### PROBLEM STATEMENT
Report, as a bare number, how many lines hold "Depth".

[Begin DATASET RECORDS]

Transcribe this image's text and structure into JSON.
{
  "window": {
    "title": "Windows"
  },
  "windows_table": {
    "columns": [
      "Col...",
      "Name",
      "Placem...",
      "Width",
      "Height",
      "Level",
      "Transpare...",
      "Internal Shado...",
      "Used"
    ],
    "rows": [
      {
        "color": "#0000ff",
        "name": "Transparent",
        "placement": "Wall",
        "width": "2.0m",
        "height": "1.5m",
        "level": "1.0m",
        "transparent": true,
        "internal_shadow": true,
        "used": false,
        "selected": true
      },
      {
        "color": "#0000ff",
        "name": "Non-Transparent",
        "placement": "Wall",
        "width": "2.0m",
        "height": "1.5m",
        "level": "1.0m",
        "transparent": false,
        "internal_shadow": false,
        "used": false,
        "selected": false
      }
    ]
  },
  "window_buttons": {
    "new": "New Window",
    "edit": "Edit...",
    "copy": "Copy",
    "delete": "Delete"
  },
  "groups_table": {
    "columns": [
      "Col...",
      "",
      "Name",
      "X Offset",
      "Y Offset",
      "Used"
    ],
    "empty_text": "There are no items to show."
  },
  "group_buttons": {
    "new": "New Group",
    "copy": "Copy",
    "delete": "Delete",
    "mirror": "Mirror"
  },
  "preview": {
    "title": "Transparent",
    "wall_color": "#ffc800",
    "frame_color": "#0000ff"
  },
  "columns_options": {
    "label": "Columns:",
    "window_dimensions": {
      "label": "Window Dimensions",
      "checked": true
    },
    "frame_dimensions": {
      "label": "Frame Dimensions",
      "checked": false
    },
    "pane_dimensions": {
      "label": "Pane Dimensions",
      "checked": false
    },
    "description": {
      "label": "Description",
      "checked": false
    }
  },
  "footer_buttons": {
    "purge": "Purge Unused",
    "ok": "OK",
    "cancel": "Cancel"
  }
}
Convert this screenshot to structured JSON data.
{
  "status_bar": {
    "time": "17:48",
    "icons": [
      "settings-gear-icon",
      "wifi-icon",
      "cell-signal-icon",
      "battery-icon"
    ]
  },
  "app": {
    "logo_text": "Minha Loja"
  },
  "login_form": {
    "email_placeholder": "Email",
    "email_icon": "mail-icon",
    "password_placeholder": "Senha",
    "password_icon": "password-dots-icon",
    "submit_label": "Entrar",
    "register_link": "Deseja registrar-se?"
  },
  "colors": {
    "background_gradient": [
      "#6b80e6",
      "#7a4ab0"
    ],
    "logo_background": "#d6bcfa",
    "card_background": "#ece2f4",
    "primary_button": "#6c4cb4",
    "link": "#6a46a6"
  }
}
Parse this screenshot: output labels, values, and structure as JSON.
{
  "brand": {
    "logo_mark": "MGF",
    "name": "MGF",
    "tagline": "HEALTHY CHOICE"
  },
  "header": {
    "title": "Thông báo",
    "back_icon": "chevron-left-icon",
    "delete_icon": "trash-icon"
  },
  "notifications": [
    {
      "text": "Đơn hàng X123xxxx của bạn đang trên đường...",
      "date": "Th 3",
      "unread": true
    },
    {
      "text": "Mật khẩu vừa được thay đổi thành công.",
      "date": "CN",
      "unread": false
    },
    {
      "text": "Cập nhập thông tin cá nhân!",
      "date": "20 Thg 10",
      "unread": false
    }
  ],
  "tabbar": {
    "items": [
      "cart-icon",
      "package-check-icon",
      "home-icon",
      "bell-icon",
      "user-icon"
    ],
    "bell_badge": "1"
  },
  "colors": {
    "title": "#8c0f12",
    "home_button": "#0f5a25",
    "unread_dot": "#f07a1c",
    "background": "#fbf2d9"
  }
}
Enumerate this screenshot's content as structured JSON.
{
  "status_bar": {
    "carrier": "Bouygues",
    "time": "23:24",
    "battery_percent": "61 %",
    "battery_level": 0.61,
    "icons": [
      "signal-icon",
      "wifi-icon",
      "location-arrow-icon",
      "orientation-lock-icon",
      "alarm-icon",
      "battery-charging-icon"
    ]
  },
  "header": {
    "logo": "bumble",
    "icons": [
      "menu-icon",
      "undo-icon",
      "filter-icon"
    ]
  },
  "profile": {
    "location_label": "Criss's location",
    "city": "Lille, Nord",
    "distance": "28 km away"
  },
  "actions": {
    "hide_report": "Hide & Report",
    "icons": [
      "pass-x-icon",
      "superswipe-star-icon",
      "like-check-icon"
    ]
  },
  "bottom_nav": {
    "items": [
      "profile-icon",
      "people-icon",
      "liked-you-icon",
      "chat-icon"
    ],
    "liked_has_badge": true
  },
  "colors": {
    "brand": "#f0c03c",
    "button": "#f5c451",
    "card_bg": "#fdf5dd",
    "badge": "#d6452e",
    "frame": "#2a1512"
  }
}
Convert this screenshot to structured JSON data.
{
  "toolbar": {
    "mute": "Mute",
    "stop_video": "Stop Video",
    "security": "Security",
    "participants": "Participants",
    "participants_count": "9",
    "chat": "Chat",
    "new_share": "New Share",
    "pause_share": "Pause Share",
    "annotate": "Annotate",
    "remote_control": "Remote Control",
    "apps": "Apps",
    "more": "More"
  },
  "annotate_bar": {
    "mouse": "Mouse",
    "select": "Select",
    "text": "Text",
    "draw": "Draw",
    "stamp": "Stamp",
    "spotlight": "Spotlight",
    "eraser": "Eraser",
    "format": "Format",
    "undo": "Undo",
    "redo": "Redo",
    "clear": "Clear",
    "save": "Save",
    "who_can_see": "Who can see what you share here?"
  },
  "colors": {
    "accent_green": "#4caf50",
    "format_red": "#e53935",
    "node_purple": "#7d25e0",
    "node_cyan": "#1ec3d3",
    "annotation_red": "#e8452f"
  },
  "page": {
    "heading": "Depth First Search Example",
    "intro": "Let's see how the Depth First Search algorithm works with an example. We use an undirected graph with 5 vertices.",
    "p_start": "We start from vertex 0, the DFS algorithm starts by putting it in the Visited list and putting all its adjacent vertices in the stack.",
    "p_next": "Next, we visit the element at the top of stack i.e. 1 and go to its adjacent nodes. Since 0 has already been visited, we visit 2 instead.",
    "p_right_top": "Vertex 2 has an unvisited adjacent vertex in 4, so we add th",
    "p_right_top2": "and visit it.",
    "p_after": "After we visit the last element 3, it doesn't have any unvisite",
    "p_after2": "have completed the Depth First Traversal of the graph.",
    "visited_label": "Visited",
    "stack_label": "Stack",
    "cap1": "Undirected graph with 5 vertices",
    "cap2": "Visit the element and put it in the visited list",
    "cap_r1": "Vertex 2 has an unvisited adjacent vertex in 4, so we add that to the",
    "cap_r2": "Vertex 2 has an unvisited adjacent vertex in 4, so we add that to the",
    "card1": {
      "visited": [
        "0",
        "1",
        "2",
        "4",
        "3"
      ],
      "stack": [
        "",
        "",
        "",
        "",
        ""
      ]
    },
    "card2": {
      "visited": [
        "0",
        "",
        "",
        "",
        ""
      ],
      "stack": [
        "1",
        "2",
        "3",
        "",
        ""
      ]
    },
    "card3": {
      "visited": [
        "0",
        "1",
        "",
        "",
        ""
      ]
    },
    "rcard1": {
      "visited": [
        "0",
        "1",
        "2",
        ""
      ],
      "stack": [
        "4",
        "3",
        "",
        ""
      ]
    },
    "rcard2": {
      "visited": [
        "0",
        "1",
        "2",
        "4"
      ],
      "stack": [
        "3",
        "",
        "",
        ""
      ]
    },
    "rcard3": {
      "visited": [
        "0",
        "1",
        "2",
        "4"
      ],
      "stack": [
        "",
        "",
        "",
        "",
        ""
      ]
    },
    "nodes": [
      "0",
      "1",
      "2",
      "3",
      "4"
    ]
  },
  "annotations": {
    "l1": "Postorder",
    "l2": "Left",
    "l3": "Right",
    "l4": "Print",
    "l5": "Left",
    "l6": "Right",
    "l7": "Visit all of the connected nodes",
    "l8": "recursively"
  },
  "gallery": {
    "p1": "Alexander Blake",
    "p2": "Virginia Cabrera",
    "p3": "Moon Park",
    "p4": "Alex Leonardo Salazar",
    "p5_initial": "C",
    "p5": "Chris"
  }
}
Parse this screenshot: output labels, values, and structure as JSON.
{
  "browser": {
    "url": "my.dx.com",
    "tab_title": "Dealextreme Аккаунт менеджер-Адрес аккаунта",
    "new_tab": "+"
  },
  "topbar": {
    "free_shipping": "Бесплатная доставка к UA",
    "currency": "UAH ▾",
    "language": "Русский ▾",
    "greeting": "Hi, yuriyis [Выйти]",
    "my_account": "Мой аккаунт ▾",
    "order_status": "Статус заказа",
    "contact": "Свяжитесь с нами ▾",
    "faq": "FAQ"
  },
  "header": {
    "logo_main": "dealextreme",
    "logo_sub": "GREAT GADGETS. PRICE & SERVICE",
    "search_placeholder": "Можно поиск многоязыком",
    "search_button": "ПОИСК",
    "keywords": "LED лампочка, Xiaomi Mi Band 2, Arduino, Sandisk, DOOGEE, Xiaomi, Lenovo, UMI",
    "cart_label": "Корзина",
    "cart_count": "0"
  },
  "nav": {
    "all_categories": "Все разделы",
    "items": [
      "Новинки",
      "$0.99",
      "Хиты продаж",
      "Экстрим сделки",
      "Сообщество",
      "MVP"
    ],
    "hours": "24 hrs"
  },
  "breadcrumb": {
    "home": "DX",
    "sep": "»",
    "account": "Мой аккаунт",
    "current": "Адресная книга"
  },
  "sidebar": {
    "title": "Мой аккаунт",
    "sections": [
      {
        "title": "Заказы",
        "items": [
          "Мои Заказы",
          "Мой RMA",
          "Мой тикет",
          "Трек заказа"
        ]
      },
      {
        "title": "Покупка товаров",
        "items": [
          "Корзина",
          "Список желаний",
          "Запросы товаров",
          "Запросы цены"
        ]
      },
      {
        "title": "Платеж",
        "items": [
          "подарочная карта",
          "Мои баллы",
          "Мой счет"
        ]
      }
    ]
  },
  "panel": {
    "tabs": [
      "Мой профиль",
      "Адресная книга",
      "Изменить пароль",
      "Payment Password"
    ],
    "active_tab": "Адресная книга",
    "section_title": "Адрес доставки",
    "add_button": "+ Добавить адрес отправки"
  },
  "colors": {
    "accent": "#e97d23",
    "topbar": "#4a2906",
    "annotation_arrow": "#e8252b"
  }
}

[End DATASET RECORDS]

### TASK OUTPUT
3